— Start Material provided —

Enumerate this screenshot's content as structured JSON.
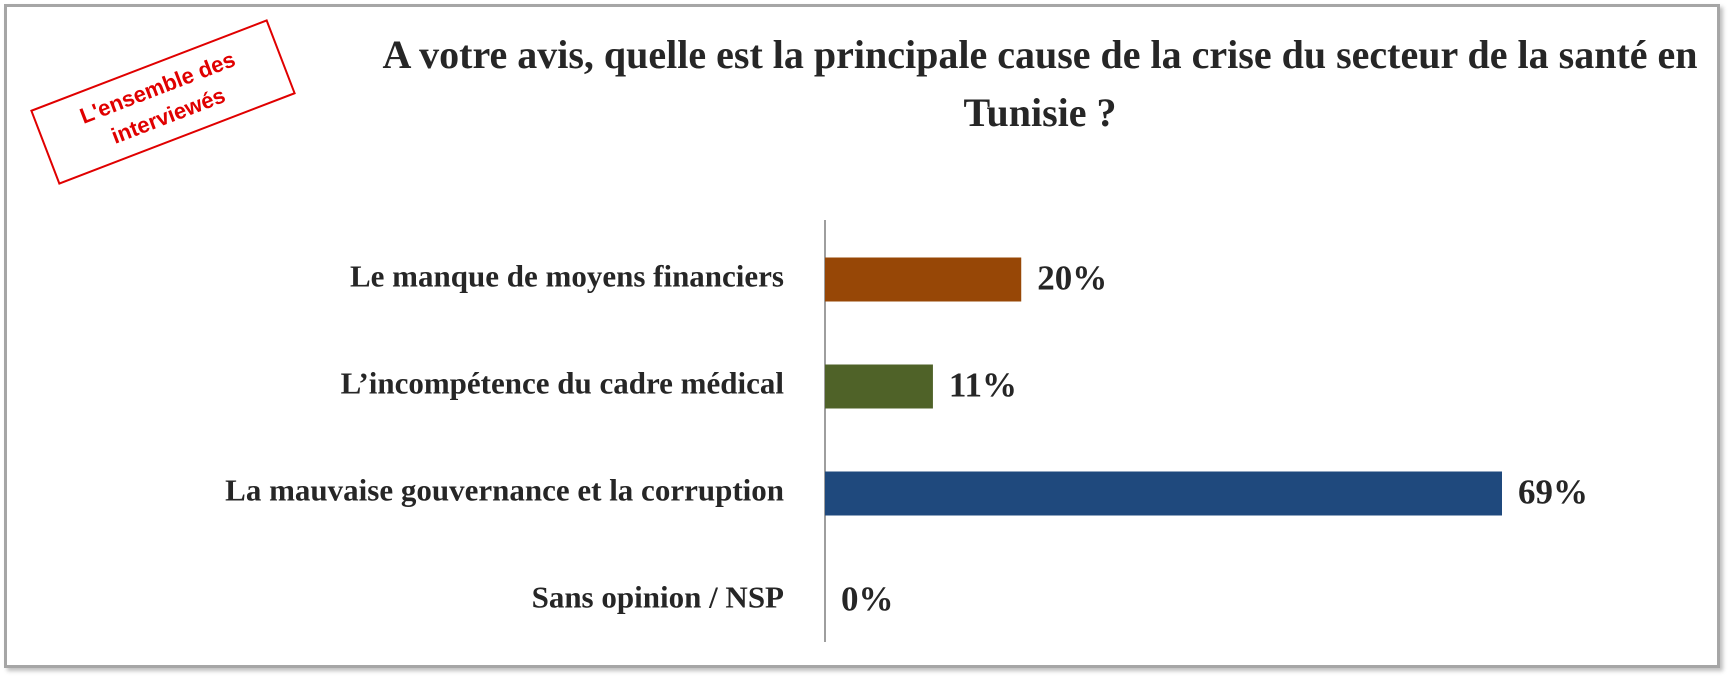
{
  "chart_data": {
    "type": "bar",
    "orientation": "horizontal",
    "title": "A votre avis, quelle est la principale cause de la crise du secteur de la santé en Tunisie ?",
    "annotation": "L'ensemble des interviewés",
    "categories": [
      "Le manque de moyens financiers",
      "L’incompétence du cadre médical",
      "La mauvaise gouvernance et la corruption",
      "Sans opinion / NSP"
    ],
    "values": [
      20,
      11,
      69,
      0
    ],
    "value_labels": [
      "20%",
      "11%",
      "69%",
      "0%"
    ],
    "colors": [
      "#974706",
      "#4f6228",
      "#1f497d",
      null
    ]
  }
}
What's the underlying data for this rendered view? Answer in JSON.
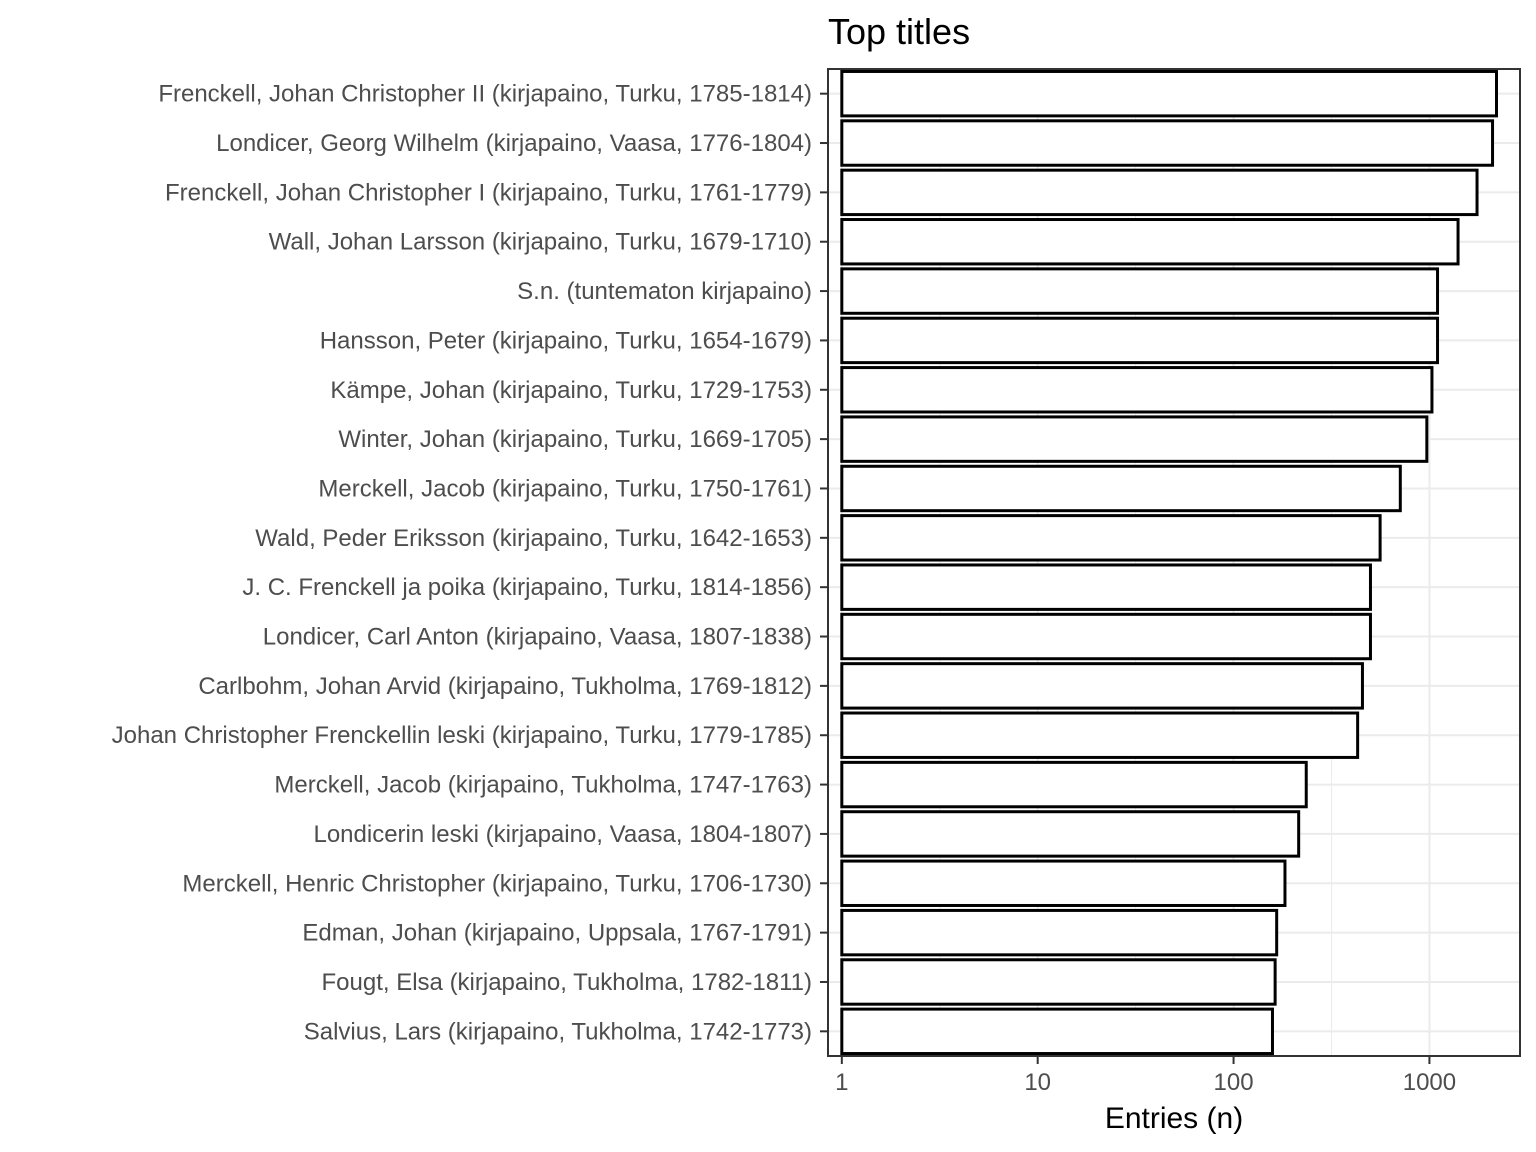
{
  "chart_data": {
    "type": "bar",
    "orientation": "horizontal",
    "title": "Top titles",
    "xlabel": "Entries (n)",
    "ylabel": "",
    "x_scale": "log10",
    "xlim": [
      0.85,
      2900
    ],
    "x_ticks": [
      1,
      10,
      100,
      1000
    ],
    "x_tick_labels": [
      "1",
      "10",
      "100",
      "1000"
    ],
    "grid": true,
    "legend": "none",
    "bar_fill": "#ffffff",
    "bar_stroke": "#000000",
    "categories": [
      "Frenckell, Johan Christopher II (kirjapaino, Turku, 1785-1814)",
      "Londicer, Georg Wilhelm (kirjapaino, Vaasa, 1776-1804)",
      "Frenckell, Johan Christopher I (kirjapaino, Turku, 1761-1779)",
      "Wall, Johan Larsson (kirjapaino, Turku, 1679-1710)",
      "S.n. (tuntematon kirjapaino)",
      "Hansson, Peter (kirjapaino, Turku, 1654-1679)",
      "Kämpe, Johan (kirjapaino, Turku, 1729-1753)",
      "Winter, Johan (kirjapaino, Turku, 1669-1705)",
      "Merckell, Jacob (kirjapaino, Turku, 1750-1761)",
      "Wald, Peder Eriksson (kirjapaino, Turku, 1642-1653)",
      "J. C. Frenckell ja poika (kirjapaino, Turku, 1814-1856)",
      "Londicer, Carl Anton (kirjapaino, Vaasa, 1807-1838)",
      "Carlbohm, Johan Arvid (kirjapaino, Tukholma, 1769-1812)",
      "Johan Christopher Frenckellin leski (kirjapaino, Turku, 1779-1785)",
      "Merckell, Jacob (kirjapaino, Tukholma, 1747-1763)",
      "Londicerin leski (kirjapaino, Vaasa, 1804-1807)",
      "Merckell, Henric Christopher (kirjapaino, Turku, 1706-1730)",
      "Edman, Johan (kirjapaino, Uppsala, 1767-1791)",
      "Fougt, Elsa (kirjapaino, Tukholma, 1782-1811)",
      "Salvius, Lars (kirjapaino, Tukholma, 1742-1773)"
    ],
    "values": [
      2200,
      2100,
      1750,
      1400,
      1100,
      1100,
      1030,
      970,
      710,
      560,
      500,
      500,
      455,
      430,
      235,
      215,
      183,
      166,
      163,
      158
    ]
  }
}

— End Material provided —

The problem:
Copy all the records above exactly, but leave out the pictures.

Task response:
Enumerate this screenshot's content as structured JSON.
{
  "chart_data": {
    "type": "bar",
    "orientation": "horizontal",
    "title": "A votre avis, quelle est la principale cause de la crise du secteur de la santé en Tunisie ?",
    "annotation": "L'ensemble des interviewés",
    "categories": [
      "Le manque de moyens financiers",
      "L’incompétence du cadre médical",
      "La mauvaise gouvernance et la corruption",
      "Sans opinion / NSP"
    ],
    "values": [
      20,
      11,
      69,
      0
    ],
    "value_labels": [
      "20%",
      "11%",
      "69%",
      "0%"
    ],
    "colors": [
      "#974706",
      "#4f6228",
      "#1f497d",
      null
    ]
  }
}
What's the underlying data for this rendered view? Answer in JSON.
{
  "chart_data": {
    "type": "bar",
    "orientation": "horizontal",
    "title": "Top titles",
    "xlabel": "Entries (n)",
    "ylabel": "",
    "x_scale": "log10",
    "xlim": [
      0.85,
      2900
    ],
    "x_ticks": [
      1,
      10,
      100,
      1000
    ],
    "x_tick_labels": [
      "1",
      "10",
      "100",
      "1000"
    ],
    "grid": true,
    "legend": "none",
    "bar_fill": "#ffffff",
    "bar_stroke": "#000000",
    "categories": [
      "Frenckell, Johan Christopher II (kirjapaino, Turku, 1785-1814)",
      "Londicer, Georg Wilhelm (kirjapaino, Vaasa, 1776-1804)",
      "Frenckell, Johan Christopher I (kirjapaino, Turku, 1761-1779)",
      "Wall, Johan Larsson (kirjapaino, Turku, 1679-1710)",
      "S.n. (tuntematon kirjapaino)",
      "Hansson, Peter (kirjapaino, Turku, 1654-1679)",
      "Kämpe, Johan (kirjapaino, Turku, 1729-1753)",
      "Winter, Johan (kirjapaino, Turku, 1669-1705)",
      "Merckell, Jacob (kirjapaino, Turku, 1750-1761)",
      "Wald, Peder Eriksson (kirjapaino, Turku, 1642-1653)",
      "J. C. Frenckell ja poika (kirjapaino, Turku, 1814-1856)",
      "Londicer, Carl Anton (kirjapaino, Vaasa, 1807-1838)",
      "Carlbohm, Johan Arvid (kirjapaino, Tukholma, 1769-1812)",
      "Johan Christopher Frenckellin leski (kirjapaino, Turku, 1779-1785)",
      "Merckell, Jacob (kirjapaino, Tukholma, 1747-1763)",
      "Londicerin leski (kirjapaino, Vaasa, 1804-1807)",
      "Merckell, Henric Christopher (kirjapaino, Turku, 1706-1730)",
      "Edman, Johan (kirjapaino, Uppsala, 1767-1791)",
      "Fougt, Elsa (kirjapaino, Tukholma, 1782-1811)",
      "Salvius, Lars (kirjapaino, Tukholma, 1742-1773)"
    ],
    "values": [
      2200,
      2100,
      1750,
      1400,
      1100,
      1100,
      1030,
      970,
      710,
      560,
      500,
      500,
      455,
      430,
      235,
      215,
      183,
      166,
      163,
      158
    ]
  }
}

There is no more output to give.